_BRIEF_
Output the records exactly as they appear, with no pictures included.

_PROVIDED DATA_
- - - -

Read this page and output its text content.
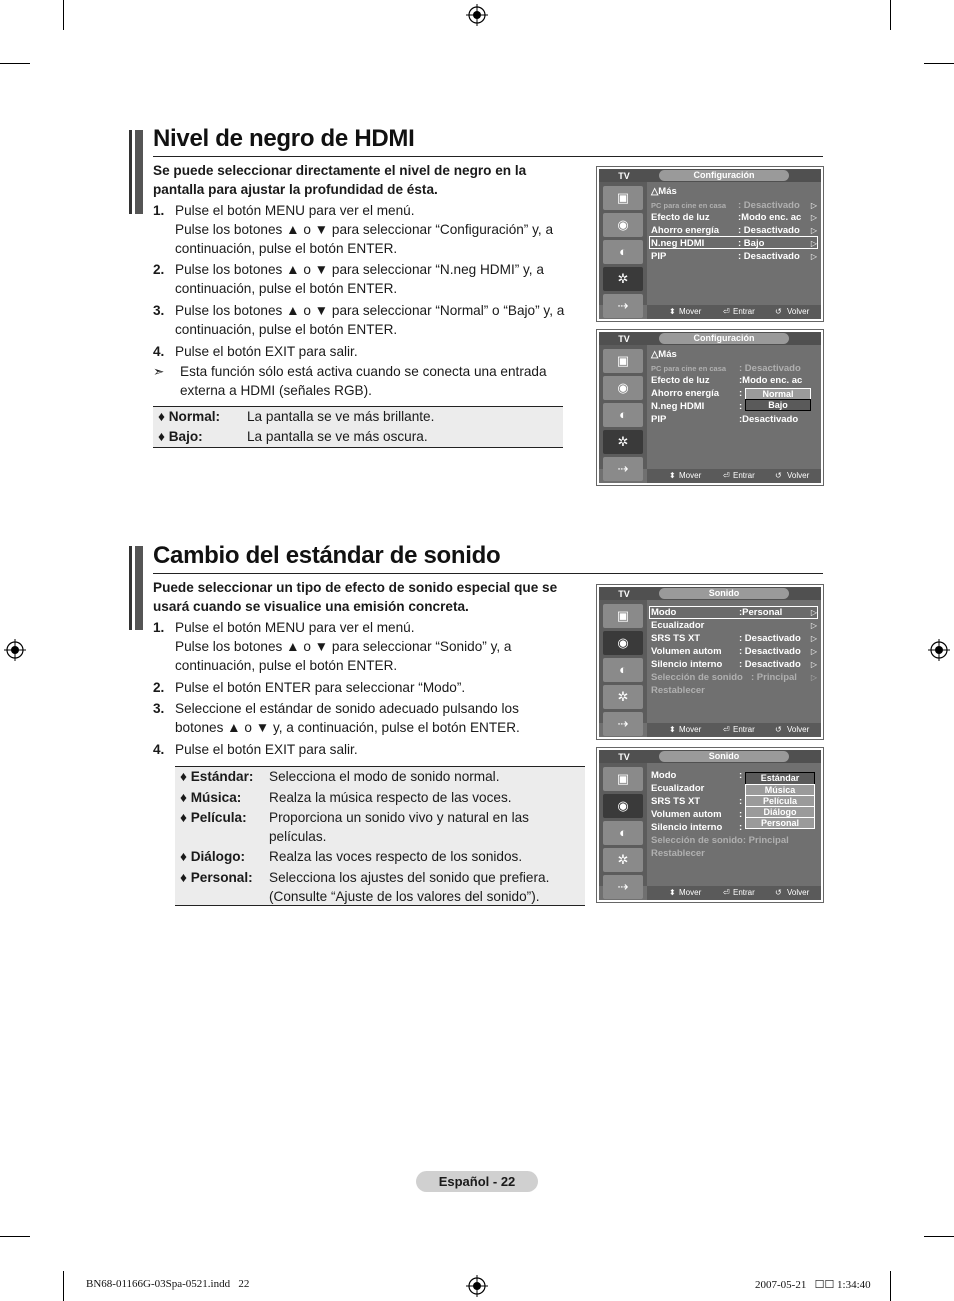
Nivel de negro de HDMI
Se puede seleccionar directamente el nivel de negro en la
pantalla para ajustar la profundidad de ésta.
1. Pulse el botón MENU para ver el menú.
Pulse los botones ▲ o ▼ para seleccionar “Configuración” y, a
continuación, pulse el botón ENTER.
2. Pulse los botones ▲ o ▼ para seleccionar “N.neg HDMI” y, a
continuación, pulse el botón ENTER.
3. Pulse los botones ▲ o ▼ para seleccionar “Normal” o “Bajo” y, a
continuación, pulse el botón ENTER.
4. Pulse el botón EXIT para salir.
➣ Esta función sólo está activa cuando se conecta una entrada
externa a HDMI (señales RGB).
♦ Normal: La pantalla se ve más brillante.
♦ Bajo:	La pantalla se ve más oscura.
TV	Configuración
▣
◉
◐
✲
⇢
△Más
PC para cine en casa : Desactivado
Efecto de luz	:Modo enc. ac
Ahorro energía : Desactivado
N.neg HDMI	: Bajo
PIP	: Desactivado
▷
▷
▷
▷
▷
⬍ Mover	⏎ Entrar	↺ Volver
TV	Configuración
▣
◉
◐
✲
⇢
△Más
PC para cine en casa : Desactivado
Efecto de luz	:Modo enc. ac
Ahorro energía :
N.neg HDMI	:
PIP	:Desactivado
Normal
Bajo
⬍ Mover	⏎ Entrar	↺ Volver
Cambio del estándar de sonido
Puede seleccionar un tipo de efecto de sonido especial que se
usará cuando se visualice una emisión concreta.
1. Pulse el botón MENU para ver el menú.
Pulse los botones ▲ o ▼ para seleccionar “Sonido” y, a
continuación, pulse el botón ENTER.
2. Pulse el botón ENTER para seleccionar “Modo”.
3. Seleccione el estándar de sonido adecuado pulsando los
botones ▲ o ▼ y, a continuación, pulse el botón ENTER.
4. Pulse el botón EXIT para salir.
♦ Estándar: Selecciona el modo de sonido normal.
♦ Música: Realza la música respecto de las voces.
♦ Película: Proporciona un sonido vivo y natural en las
películas.
♦ Diálogo: Realza las voces respecto de los sonidos.
♦ Personal: Selecciona los ajustes del sonido que prefiera.
(Consulte “Ajuste de los valores del sonido”).
TV	Sonido
▣
◉
◐
✲
⇢
Modo	:Personal
Ecualizador
SRS TS XT	: Desactivado
Volumen autom : Desactivado
Silencio interno : Desactivado
Selección de sonido : Principal
Restablecer
▷
▷
▷
▷
▷
▷
⬍ Mover	⏎ Entrar	↺ Volver
TV	Sonido
▣
◉
◐
✲
⇢
Modo	:
Ecualizador
SRS TS XT	:
Volumen autom :
Silencio interno :
Selección de sonido: Principal
Restablecer
Estándar
Música
Película
Diálogo
Personal
⬍ Mover	⏎ Entrar	↺ Volver
Español - 22
BN68-01166G-03Spa-0521.indd   22	2007-05-21   ☐☐ 1:34:40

- - - -

_RESPONSE_
Read this page and output its text content.
Nivel de negro de HDMI
Se puede seleccionar directamente el nivel de negro en la
pantalla para ajustar la profundidad de ésta.
1. Pulse el botón MENU para ver el menú.
Pulse los botones ▲ o ▼ para seleccionar “Configuración” y, a
continuación, pulse el botón ENTER.
2. Pulse los botones ▲ o ▼ para seleccionar “N.neg HDMI” y, a
continuación, pulse el botón ENTER.
3. Pulse los botones ▲ o ▼ para seleccionar “Normal” o “Bajo” y, a
continuación, pulse el botón ENTER.
4. Pulse el botón EXIT para salir.
➣ Esta función sólo está activa cuando se conecta una entrada
externa a HDMI (señales RGB).
♦ Normal: La pantalla se ve más brillante.
♦ Bajo:	La pantalla se ve más oscura.
TV	Configuración
▣
◉
◐
✲
⇢
△Más
PC para cine en casa : Desactivado
Efecto de luz	:Modo enc. ac
Ahorro energía : Desactivado
N.neg HDMI	: Bajo
PIP	: Desactivado
▷
▷
▷
▷
▷
⬍ Mover	⏎ Entrar	↺ Volver
TV	Configuración
▣
◉
◐
✲
⇢
△Más
PC para cine en casa : Desactivado
Efecto de luz	:Modo enc. ac
Ahorro energía :
N.neg HDMI	:
PIP	:Desactivado
Normal
Bajo
⬍ Mover	⏎ Entrar	↺ Volver
Cambio del estándar de sonido
Puede seleccionar un tipo de efecto de sonido especial que se
usará cuando se visualice una emisión concreta.
1. Pulse el botón MENU para ver el menú.
Pulse los botones ▲ o ▼ para seleccionar “Sonido” y, a
continuación, pulse el botón ENTER.
2. Pulse el botón ENTER para seleccionar “Modo”.
3. Seleccione el estándar de sonido adecuado pulsando los
botones ▲ o ▼ y, a continuación, pulse el botón ENTER.
4. Pulse el botón EXIT para salir.
♦ Estándar: Selecciona el modo de sonido normal.
♦ Música: Realza la música respecto de las voces.
♦ Película: Proporciona un sonido vivo y natural en las
películas.
♦ Diálogo: Realza las voces respecto de los sonidos.
♦ Personal: Selecciona los ajustes del sonido que prefiera.
(Consulte “Ajuste de los valores del sonido”).
TV	Sonido
▣
◉
◐
✲
⇢
Modo	:Personal
Ecualizador
SRS TS XT	: Desactivado
Volumen autom : Desactivado
Silencio interno : Desactivado
Selección de sonido : Principal
Restablecer
▷
▷
▷
▷
▷
▷
⬍ Mover	⏎ Entrar	↺ Volver
TV	Sonido
▣
◉
◐
✲
⇢
Modo	:
Ecualizador
SRS TS XT	:
Volumen autom :
Silencio interno :
Selección de sonido: Principal
Restablecer
Estándar
Música
Película
Diálogo
Personal
⬍ Mover	⏎ Entrar	↺ Volver
Español - 22
BN68-01166G-03Spa-0521.indd   22	2007-05-21   ☐☐ 1:34:40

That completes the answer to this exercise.